Exercise aim
Gather every line from the entries below that includes "maxInsertUsecs".

The records
*-*-*

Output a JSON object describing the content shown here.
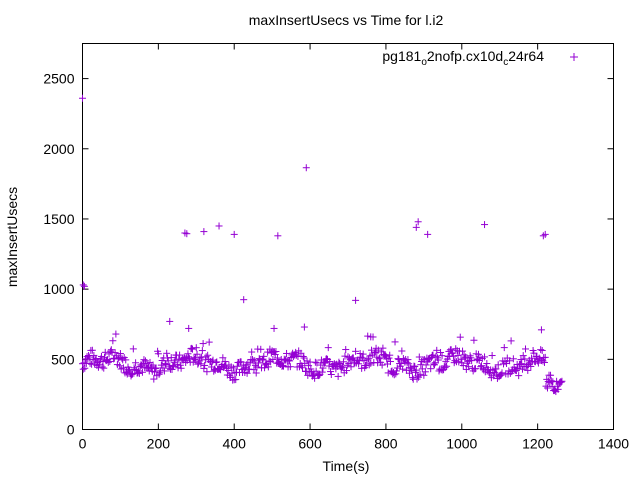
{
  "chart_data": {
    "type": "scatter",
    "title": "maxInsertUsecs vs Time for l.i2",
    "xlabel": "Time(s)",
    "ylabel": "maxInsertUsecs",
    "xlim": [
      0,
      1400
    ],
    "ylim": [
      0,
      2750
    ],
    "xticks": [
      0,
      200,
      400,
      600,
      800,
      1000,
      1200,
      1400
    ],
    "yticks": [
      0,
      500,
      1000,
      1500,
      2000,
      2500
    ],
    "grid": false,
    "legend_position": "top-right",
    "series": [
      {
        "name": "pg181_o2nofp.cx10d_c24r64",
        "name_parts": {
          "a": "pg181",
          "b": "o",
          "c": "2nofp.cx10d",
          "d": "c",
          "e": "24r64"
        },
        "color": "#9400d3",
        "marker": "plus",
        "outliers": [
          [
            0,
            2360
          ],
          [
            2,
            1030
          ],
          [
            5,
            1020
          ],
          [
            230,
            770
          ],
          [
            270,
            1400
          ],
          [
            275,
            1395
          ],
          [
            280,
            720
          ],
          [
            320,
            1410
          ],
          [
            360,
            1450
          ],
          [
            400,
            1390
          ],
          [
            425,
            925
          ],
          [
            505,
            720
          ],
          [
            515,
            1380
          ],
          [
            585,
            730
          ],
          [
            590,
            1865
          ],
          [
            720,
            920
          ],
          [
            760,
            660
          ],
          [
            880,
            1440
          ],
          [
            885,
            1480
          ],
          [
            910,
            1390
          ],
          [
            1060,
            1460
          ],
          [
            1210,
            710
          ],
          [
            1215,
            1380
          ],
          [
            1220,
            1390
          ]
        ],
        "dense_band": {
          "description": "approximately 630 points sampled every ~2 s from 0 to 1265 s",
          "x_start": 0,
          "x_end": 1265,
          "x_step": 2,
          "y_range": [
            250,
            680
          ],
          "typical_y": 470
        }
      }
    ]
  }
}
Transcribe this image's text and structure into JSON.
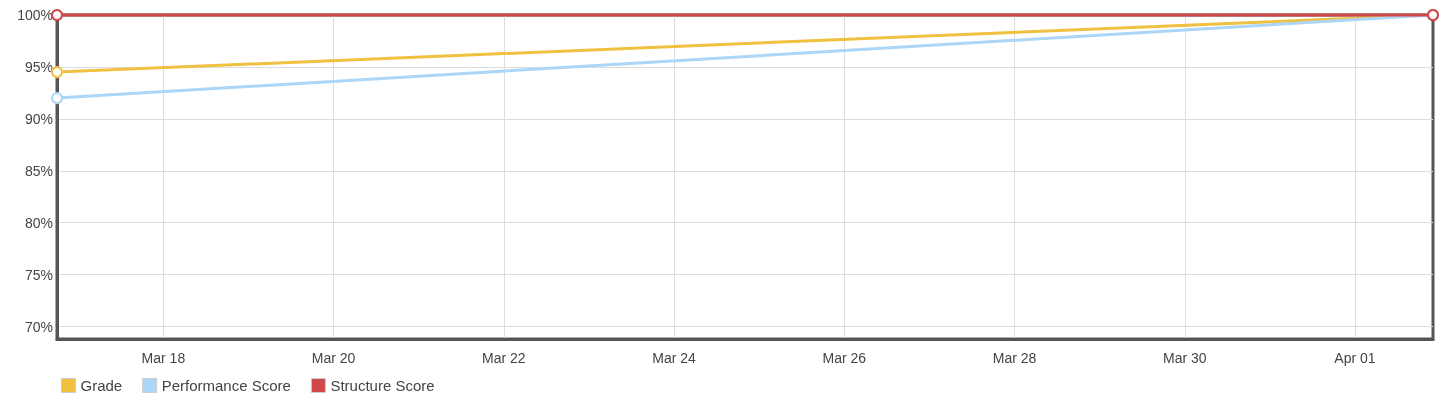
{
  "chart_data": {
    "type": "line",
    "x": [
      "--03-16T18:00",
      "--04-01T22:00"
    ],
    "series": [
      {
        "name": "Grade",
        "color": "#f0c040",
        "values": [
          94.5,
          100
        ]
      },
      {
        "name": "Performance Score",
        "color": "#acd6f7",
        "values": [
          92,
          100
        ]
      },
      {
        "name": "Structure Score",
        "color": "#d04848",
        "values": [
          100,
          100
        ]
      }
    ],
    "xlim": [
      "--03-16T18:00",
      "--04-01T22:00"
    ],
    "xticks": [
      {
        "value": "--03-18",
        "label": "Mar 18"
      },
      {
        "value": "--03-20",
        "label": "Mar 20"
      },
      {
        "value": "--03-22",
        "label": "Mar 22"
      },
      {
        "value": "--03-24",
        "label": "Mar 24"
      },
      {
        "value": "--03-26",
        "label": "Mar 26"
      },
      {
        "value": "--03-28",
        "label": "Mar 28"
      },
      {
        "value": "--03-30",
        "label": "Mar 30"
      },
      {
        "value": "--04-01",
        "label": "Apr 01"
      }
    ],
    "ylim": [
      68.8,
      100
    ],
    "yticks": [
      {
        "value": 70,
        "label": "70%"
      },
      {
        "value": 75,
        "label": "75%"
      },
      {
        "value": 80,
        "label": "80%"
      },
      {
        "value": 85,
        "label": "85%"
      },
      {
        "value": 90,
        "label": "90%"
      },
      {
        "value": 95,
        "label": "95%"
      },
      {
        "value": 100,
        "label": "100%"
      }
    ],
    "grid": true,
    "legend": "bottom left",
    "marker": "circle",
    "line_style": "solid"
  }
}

*-*-*

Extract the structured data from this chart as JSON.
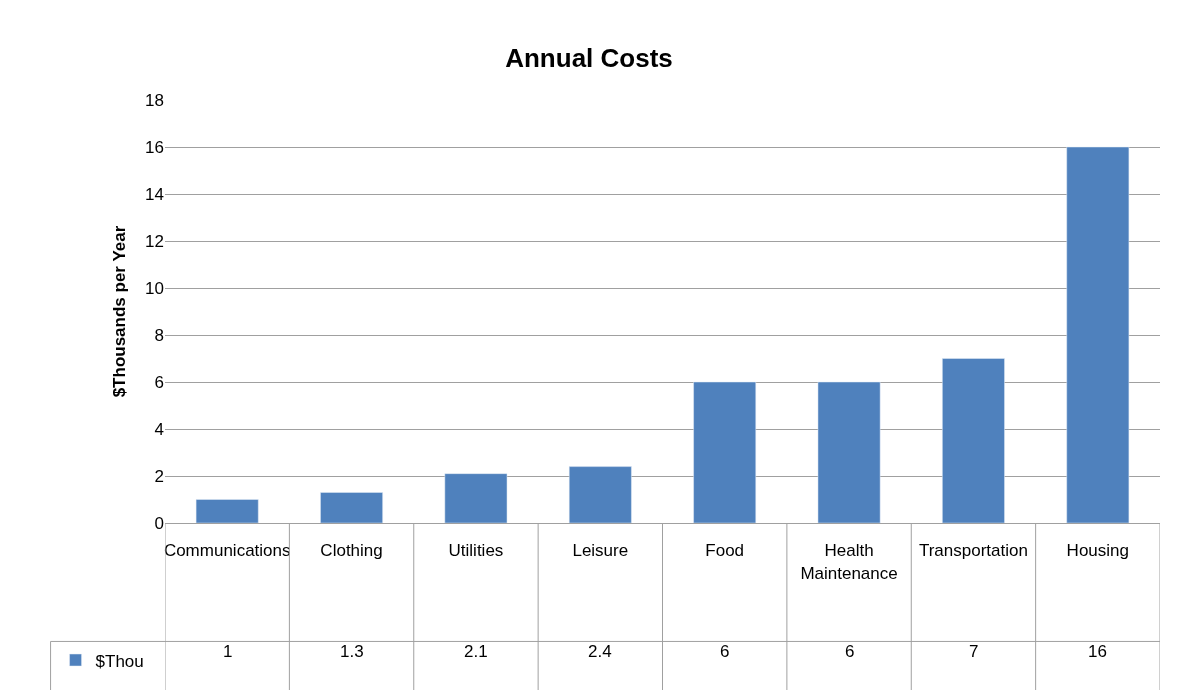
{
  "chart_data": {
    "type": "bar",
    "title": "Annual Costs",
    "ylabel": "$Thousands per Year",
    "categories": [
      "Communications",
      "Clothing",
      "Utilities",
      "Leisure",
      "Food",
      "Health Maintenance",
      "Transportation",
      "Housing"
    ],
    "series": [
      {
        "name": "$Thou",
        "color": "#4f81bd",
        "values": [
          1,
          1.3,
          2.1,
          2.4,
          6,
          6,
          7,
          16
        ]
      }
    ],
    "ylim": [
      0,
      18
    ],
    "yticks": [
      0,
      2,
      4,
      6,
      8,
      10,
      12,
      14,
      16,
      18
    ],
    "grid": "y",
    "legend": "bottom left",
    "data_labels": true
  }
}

*-*-*

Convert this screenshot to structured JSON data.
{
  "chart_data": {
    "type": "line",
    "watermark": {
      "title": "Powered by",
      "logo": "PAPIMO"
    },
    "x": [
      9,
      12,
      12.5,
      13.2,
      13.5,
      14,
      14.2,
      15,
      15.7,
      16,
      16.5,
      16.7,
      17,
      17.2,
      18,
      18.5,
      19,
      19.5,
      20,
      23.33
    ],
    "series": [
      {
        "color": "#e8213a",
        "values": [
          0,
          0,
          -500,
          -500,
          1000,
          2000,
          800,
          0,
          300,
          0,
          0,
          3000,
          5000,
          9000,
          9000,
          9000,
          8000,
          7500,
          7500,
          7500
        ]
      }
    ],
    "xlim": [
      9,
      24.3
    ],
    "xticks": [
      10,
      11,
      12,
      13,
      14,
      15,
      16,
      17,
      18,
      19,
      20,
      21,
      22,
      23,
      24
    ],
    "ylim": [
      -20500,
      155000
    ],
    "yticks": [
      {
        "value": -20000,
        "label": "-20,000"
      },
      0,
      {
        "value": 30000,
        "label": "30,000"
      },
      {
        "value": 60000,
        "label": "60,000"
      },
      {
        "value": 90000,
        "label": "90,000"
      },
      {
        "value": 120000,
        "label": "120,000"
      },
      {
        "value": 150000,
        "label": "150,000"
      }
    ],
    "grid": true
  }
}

*-*-*

Task answer
    "title": "maxInsertUsecs vs Time for l.i2",
    "ylabel": "maxInsertUsecs",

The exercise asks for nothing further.